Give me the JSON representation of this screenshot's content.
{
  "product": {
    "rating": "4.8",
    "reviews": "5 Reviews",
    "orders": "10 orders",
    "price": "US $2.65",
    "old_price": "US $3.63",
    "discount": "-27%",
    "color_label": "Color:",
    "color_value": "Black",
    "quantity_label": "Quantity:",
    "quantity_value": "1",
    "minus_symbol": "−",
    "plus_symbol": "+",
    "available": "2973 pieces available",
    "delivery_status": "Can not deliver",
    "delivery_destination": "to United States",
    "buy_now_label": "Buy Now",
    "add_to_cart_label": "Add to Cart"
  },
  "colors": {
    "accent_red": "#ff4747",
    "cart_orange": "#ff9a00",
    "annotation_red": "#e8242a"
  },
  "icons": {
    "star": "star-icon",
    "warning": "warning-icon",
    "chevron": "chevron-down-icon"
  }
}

STATED PROBLEM:
Word for word, write out the data.

ANSWER TO THIS EXERCISE:
Give me the JSON representation of this screenshot's content.
{
  "product": {
    "rating": "4.8",
    "reviews": "5 Reviews",
    "orders": "10 orders",
    "price": "US $2.65",
    "old_price": "US $3.63",
    "discount": "-27%",
    "color_label": "Color:",
    "color_value": "Black",
    "quantity_label": "Quantity:",
    "quantity_value": "1",
    "minus_symbol": "−",
    "plus_symbol": "+",
    "available": "2973 pieces available",
    "delivery_status": "Can not deliver",
    "delivery_destination": "to United States",
    "buy_now_label": "Buy Now",
    "add_to_cart_label": "Add to Cart"
  },
  "colors": {
    "accent_red": "#ff4747",
    "cart_orange": "#ff9a00",
    "annotation_red": "#e8242a"
  },
  "icons": {
    "star": "star-icon",
    "warning": "warning-icon",
    "chevron": "chevron-down-icon"
  }
}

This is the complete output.